▸ **Direction**
Copy the lines of the listing between the line holding "Give bounding boxes" and the line holding "document-page: RELAAS PEMBERITAHUAN", inclusive, leaving out the picture.

▸ **Exercise data**

------------------------------------------------------------------------

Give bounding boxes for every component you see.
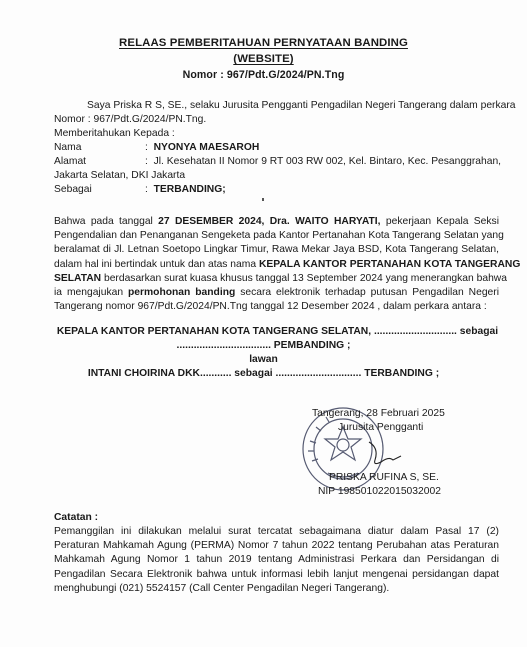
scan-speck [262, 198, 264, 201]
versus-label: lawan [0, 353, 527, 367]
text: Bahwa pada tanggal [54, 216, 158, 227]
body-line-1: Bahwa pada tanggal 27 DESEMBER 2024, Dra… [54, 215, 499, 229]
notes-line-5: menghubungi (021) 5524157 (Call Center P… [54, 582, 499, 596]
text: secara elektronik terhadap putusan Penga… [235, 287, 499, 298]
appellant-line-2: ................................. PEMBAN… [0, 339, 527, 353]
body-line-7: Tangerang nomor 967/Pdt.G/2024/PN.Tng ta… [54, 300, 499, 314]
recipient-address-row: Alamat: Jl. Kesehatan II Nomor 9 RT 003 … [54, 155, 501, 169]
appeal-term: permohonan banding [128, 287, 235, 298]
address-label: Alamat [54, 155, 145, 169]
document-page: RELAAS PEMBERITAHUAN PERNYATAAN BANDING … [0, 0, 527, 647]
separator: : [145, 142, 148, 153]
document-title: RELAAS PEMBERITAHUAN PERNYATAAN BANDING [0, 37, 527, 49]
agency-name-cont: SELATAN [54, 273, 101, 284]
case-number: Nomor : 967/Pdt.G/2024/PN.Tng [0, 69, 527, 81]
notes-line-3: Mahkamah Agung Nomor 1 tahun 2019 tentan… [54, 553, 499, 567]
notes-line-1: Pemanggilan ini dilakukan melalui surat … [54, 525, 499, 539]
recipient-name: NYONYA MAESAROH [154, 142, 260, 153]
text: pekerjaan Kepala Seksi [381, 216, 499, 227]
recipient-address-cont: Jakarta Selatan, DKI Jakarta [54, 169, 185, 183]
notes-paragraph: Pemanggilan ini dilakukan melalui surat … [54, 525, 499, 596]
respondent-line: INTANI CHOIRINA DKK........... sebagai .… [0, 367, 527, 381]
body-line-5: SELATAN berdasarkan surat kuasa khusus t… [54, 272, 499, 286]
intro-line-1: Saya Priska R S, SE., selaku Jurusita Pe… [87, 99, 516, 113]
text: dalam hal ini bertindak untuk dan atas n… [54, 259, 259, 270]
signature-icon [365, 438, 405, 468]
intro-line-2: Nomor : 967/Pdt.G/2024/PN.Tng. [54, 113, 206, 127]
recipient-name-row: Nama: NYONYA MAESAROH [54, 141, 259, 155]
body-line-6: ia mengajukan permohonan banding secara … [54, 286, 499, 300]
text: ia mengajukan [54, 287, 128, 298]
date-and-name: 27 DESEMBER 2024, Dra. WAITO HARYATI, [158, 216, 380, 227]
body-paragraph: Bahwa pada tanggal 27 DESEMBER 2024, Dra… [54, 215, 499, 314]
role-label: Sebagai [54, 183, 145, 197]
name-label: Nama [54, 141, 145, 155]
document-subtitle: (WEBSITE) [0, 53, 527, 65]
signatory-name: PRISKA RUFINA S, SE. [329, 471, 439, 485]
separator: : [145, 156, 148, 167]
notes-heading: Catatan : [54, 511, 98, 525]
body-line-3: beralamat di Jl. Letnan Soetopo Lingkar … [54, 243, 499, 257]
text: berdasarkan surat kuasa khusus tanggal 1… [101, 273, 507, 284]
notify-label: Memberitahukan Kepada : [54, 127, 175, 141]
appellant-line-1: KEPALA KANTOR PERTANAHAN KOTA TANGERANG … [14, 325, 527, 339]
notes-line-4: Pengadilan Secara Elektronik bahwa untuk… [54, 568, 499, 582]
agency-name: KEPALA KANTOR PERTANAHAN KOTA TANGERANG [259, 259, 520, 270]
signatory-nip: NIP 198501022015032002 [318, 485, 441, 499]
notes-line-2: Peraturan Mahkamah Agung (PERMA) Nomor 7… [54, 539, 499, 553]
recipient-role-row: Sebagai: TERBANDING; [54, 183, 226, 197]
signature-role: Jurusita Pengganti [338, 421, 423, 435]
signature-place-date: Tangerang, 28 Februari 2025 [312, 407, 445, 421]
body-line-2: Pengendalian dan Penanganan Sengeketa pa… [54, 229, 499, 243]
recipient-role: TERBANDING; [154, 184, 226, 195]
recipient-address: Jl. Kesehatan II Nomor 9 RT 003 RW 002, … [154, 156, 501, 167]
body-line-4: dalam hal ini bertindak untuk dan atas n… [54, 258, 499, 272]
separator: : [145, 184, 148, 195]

------------------------------------------------------------------------

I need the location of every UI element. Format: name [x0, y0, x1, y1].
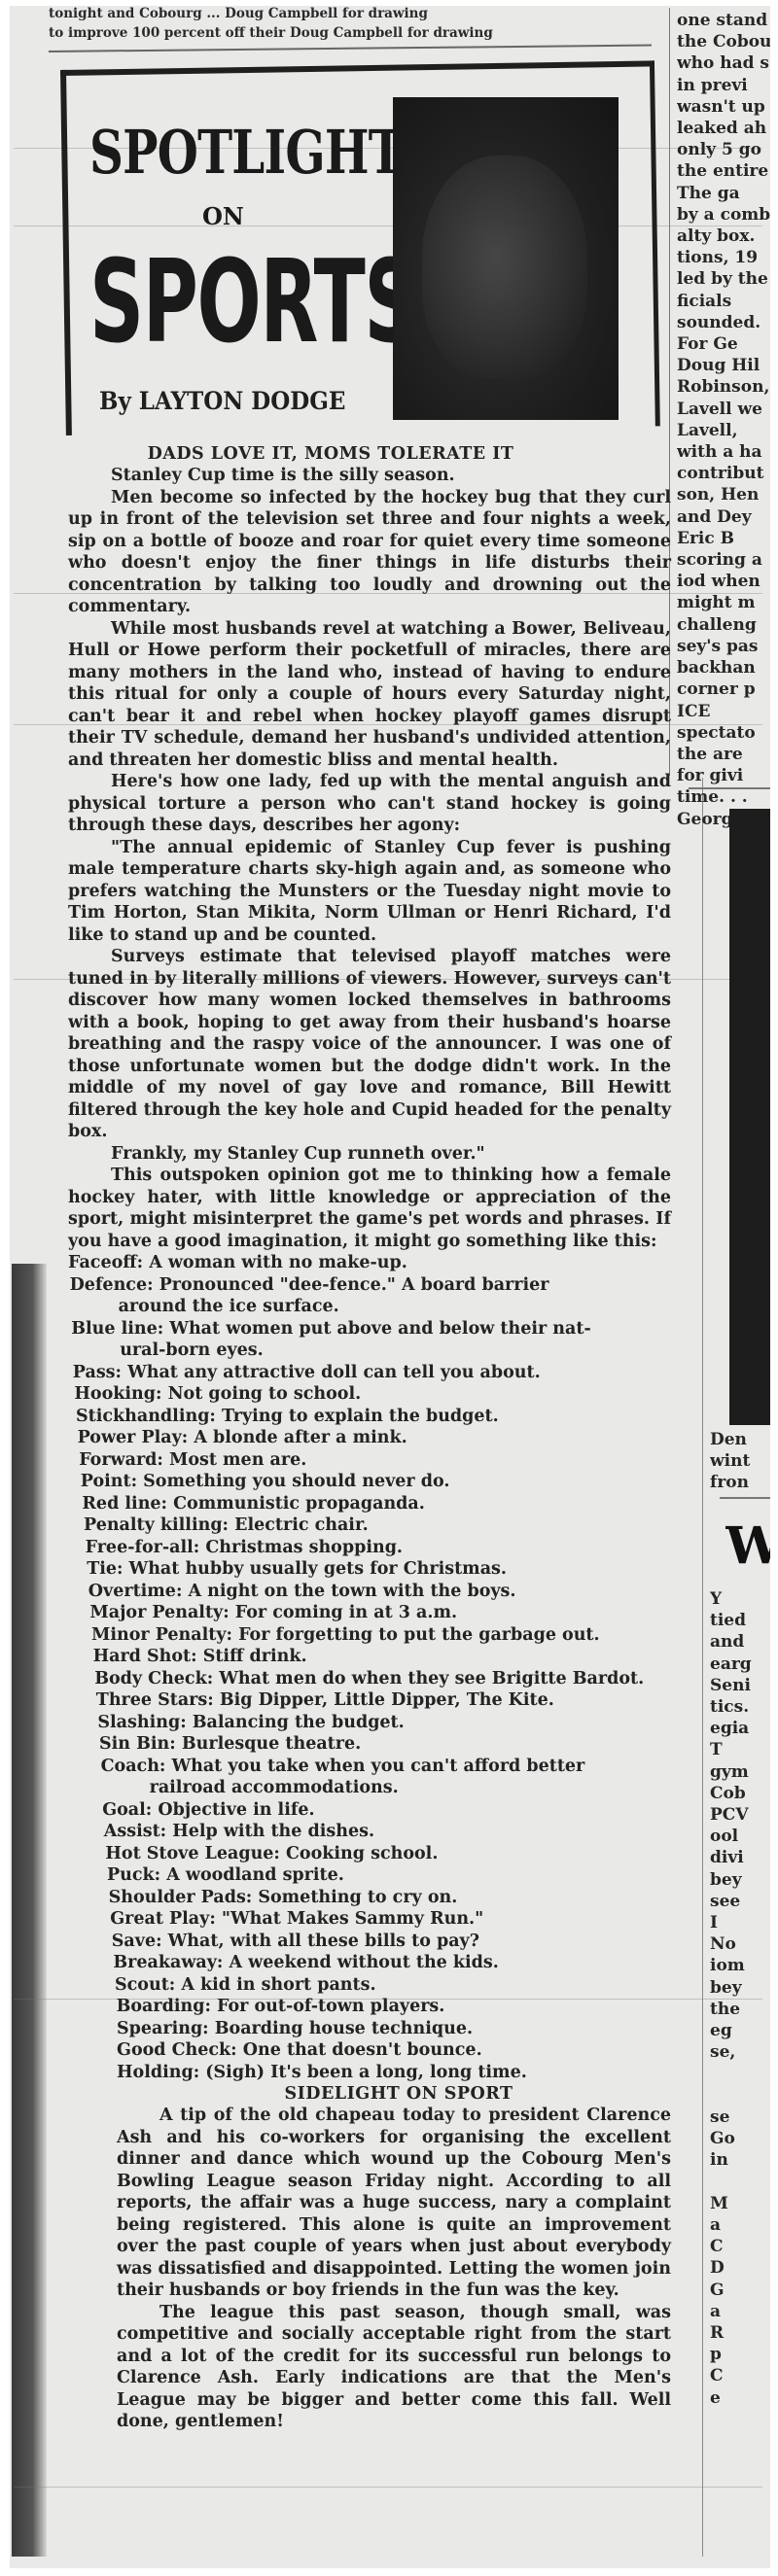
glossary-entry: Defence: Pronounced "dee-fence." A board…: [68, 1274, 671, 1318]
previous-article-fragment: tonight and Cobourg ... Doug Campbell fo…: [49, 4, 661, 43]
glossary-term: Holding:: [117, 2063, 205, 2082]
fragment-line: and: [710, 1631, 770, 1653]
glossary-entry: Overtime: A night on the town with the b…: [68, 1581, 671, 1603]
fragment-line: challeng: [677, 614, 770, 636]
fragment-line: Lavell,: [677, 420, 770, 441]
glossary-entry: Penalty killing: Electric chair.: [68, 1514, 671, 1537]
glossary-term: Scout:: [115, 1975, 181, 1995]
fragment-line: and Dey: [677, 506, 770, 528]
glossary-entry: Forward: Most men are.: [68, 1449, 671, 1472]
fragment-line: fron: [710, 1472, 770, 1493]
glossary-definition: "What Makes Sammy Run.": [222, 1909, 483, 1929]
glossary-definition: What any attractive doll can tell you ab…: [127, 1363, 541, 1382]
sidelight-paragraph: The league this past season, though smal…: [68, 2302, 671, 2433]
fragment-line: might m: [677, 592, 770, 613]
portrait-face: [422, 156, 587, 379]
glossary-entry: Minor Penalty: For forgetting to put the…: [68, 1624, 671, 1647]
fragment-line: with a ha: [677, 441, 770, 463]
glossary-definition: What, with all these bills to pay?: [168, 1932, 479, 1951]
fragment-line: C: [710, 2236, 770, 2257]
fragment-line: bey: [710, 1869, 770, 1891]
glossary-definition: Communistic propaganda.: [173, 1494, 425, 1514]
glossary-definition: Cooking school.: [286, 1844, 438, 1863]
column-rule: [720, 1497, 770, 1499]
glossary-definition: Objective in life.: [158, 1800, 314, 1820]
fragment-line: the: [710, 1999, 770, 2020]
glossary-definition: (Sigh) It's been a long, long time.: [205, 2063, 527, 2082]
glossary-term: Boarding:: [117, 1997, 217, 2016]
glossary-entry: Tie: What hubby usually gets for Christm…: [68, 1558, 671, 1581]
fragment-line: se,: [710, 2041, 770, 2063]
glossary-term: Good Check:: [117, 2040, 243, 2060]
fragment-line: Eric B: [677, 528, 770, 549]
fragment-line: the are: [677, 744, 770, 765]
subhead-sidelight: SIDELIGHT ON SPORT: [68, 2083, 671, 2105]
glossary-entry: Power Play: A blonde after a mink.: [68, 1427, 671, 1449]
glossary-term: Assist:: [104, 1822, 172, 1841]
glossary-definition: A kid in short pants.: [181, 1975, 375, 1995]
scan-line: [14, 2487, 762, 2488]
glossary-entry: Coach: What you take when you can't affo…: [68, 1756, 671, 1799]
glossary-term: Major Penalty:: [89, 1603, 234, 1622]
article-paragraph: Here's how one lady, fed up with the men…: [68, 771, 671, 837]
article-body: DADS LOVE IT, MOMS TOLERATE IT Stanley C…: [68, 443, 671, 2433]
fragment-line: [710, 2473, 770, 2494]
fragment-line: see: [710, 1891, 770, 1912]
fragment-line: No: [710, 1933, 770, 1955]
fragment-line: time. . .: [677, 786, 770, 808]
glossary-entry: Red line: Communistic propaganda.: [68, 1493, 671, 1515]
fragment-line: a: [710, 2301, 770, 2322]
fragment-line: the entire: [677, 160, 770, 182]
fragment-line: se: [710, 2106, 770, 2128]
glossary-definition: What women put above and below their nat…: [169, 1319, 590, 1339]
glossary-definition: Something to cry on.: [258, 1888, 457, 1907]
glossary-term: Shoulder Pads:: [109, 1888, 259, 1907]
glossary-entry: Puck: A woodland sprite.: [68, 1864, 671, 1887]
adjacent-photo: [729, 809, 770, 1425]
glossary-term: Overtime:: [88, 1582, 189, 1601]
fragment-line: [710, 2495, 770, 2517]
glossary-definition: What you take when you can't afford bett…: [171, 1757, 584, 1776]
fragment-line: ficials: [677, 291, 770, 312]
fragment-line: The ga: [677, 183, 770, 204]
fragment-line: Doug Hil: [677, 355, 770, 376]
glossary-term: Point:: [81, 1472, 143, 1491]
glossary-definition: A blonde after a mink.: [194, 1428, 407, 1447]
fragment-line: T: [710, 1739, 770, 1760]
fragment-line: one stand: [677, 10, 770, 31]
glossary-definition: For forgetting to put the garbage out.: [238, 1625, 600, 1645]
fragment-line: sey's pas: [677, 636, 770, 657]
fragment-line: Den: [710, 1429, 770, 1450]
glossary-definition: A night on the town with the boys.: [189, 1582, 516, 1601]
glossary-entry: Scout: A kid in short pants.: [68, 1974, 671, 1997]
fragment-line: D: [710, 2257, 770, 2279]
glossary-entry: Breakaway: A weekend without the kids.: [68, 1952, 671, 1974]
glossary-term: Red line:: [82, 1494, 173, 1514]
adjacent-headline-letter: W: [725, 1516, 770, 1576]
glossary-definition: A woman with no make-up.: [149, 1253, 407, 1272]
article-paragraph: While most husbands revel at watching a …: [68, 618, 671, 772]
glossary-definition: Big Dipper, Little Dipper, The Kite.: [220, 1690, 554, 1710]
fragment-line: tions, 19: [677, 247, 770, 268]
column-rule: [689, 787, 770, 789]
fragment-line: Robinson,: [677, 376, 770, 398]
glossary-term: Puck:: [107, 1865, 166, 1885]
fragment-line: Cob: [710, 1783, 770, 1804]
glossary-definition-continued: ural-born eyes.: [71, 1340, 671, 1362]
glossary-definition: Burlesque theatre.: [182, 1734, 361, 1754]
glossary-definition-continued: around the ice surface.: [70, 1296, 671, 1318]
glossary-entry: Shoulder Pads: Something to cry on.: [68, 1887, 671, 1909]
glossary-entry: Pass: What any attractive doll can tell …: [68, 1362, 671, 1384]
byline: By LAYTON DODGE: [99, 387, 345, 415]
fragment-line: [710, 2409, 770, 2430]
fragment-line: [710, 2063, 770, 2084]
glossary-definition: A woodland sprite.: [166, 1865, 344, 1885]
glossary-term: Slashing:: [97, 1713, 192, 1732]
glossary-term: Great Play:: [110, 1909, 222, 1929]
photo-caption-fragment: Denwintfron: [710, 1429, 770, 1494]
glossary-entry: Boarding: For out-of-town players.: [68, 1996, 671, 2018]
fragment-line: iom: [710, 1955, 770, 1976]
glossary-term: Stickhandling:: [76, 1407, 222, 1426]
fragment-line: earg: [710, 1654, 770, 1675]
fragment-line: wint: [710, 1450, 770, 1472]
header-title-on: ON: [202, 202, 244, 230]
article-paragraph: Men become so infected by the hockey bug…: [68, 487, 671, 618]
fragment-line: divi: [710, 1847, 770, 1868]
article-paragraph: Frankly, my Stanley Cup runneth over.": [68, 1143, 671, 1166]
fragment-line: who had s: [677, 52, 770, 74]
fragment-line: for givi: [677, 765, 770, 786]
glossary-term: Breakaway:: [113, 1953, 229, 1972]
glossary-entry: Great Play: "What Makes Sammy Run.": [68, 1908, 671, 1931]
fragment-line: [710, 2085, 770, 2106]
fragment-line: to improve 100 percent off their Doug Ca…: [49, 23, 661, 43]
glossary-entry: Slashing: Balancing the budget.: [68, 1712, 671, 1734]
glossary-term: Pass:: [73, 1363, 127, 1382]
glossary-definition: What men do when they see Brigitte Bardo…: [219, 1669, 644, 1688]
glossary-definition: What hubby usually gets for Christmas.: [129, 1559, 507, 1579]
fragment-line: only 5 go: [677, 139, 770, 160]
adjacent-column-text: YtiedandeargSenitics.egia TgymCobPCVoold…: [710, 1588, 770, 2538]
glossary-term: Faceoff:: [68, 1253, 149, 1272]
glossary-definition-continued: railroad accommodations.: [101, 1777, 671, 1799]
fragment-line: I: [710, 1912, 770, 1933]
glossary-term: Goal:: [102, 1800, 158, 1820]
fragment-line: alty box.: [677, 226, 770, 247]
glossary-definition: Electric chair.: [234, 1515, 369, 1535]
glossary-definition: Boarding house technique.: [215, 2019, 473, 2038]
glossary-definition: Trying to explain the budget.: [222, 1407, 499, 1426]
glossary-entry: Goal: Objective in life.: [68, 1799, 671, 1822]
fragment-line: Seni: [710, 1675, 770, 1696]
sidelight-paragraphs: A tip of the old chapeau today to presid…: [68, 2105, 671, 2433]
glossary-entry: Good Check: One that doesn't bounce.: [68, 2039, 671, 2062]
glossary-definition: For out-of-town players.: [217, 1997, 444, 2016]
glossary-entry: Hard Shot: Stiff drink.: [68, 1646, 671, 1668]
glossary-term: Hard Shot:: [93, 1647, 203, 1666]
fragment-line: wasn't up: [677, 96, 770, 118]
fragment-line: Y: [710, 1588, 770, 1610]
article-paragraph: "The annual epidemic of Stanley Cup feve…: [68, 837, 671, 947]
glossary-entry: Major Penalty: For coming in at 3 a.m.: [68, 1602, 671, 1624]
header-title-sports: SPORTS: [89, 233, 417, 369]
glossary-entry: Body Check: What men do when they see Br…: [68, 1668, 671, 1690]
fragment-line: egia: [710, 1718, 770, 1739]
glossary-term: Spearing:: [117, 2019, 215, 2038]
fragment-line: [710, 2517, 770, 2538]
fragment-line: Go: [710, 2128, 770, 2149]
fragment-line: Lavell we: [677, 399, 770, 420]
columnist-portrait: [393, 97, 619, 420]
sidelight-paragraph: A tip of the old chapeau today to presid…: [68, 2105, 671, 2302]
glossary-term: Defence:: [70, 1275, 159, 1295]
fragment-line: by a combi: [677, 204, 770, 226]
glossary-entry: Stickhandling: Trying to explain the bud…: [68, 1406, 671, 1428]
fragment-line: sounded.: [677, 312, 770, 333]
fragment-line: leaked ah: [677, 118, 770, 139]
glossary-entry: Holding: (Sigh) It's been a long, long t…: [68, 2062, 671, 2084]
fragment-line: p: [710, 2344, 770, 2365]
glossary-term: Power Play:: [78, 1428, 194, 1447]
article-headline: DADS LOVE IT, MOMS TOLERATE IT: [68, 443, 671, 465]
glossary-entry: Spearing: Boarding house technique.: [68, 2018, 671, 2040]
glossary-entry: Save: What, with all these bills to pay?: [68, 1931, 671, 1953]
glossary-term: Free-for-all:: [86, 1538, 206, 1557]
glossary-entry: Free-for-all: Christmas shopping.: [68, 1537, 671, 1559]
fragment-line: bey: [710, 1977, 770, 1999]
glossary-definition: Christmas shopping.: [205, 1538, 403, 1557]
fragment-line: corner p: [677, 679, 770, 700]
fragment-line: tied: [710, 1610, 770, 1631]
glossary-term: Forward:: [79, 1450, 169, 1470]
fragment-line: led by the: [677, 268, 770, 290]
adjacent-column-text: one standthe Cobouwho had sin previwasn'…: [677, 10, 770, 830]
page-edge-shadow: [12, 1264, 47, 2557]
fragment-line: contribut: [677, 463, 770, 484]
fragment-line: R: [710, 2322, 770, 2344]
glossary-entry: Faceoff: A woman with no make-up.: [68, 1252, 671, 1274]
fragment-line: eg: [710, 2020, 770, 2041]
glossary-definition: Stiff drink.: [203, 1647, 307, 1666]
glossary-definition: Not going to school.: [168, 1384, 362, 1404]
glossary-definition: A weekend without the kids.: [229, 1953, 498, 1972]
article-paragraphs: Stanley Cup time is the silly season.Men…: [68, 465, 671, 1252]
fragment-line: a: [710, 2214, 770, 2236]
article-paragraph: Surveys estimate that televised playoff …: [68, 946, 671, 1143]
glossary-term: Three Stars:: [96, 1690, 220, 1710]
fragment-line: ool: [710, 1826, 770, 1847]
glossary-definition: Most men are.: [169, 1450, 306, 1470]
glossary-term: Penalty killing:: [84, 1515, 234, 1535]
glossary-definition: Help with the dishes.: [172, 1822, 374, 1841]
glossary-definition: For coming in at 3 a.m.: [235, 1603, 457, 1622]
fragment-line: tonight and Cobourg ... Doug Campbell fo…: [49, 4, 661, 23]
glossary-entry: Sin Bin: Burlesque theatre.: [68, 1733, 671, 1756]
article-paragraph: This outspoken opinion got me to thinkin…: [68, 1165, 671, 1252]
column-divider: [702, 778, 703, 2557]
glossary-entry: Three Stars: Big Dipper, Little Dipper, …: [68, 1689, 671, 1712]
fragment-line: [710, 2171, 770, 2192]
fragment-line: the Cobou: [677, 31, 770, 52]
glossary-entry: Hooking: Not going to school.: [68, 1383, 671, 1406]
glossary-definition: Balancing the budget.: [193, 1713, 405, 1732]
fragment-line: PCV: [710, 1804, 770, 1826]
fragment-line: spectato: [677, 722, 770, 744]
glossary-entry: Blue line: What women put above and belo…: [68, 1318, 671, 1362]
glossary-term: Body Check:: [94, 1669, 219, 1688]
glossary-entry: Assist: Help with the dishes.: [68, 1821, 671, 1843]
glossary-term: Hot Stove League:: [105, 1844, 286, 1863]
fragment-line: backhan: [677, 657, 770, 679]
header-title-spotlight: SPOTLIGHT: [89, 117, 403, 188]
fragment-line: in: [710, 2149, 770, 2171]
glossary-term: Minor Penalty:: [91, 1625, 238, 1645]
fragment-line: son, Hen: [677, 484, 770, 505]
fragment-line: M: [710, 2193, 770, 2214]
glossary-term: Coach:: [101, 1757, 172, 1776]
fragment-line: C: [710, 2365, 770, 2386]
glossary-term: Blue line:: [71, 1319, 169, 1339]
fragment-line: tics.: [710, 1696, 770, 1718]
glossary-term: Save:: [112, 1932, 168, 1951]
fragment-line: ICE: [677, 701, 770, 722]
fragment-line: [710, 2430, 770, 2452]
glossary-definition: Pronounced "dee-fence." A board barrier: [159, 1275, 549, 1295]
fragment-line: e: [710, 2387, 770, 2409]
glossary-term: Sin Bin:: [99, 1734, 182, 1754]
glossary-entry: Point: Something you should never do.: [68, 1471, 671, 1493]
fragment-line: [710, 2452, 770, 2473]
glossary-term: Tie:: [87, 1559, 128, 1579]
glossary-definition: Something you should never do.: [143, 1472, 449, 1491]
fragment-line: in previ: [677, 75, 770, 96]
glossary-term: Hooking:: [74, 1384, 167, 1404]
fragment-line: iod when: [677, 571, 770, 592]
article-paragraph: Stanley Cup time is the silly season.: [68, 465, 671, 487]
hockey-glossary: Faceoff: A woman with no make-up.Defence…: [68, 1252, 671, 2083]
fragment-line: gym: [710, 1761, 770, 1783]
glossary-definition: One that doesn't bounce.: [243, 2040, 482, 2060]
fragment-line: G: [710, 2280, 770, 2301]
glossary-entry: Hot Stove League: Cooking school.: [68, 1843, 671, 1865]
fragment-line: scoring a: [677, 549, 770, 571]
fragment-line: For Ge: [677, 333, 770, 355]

------------------------------------------------------------------------

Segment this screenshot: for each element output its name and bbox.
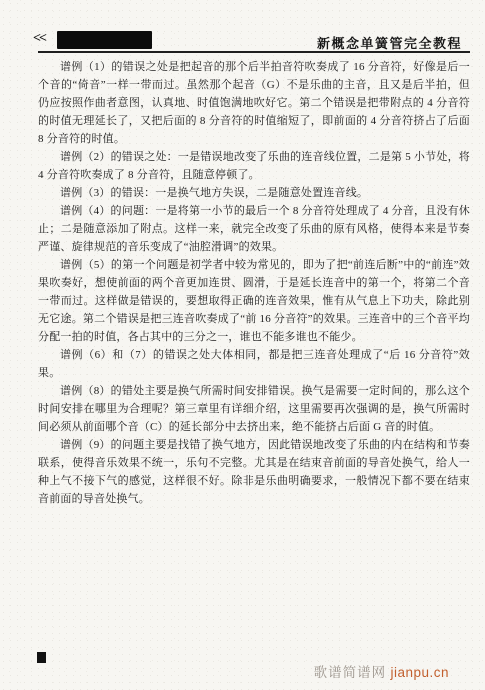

------------------------------------------------------------------------

▸ **Answer to the exercise**
Give bounding boxes for every component you see.
scan-speck [262, 198, 264, 201]
versus-label: lawan [0, 353, 527, 367]
text: Bahwa pada tanggal [54, 216, 158, 227]
body-line-1: Bahwa pada tanggal 27 DESEMBER 2024, Dra… [54, 215, 499, 229]
notes-line-5: menghubungi (021) 5524157 (Call Center P… [54, 582, 499, 596]
text: secara elektronik terhadap putusan Penga… [235, 287, 499, 298]
appellant-line-2: ................................. PEMBAN… [0, 339, 527, 353]
body-line-7: Tangerang nomor 967/Pdt.G/2024/PN.Tng ta… [54, 300, 499, 314]
recipient-address-row: Alamat: Jl. Kesehatan II Nomor 9 RT 003 … [54, 155, 501, 169]
appeal-term: permohonan banding [128, 287, 235, 298]
address-label: Alamat [54, 155, 145, 169]
document-page: RELAAS PEMBERITAHUAN PERNYATAAN BANDING … [0, 0, 527, 647]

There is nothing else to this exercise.